Exercise description
Copy out every line in the entries below that includes "girl".

Records for this exercise
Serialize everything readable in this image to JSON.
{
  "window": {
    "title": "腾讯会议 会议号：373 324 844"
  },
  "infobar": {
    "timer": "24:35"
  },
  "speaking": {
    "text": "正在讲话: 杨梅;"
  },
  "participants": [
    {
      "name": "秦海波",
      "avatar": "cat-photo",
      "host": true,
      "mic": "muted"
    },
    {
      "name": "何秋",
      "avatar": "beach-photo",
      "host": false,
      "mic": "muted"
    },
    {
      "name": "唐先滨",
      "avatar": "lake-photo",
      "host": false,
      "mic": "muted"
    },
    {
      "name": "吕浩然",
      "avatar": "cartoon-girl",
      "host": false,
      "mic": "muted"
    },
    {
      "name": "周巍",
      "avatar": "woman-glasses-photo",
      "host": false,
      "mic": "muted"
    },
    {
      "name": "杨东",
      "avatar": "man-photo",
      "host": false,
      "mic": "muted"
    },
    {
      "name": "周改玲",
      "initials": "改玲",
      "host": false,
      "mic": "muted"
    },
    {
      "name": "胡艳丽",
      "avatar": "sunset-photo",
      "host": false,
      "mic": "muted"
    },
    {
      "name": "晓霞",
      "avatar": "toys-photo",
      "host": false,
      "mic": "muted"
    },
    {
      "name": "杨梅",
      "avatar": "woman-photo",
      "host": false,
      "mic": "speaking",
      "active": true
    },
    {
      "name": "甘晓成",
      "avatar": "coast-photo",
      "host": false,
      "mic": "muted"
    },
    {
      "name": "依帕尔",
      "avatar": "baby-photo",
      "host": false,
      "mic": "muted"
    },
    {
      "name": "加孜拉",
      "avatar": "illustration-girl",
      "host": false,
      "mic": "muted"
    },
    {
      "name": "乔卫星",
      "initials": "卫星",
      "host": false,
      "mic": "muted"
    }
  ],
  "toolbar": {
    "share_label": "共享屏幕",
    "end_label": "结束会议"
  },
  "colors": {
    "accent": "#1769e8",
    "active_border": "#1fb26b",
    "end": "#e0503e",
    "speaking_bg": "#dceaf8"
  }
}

Output of the task
      "avatar": "cartoon-girl",
      "avatar": "illustration-girl",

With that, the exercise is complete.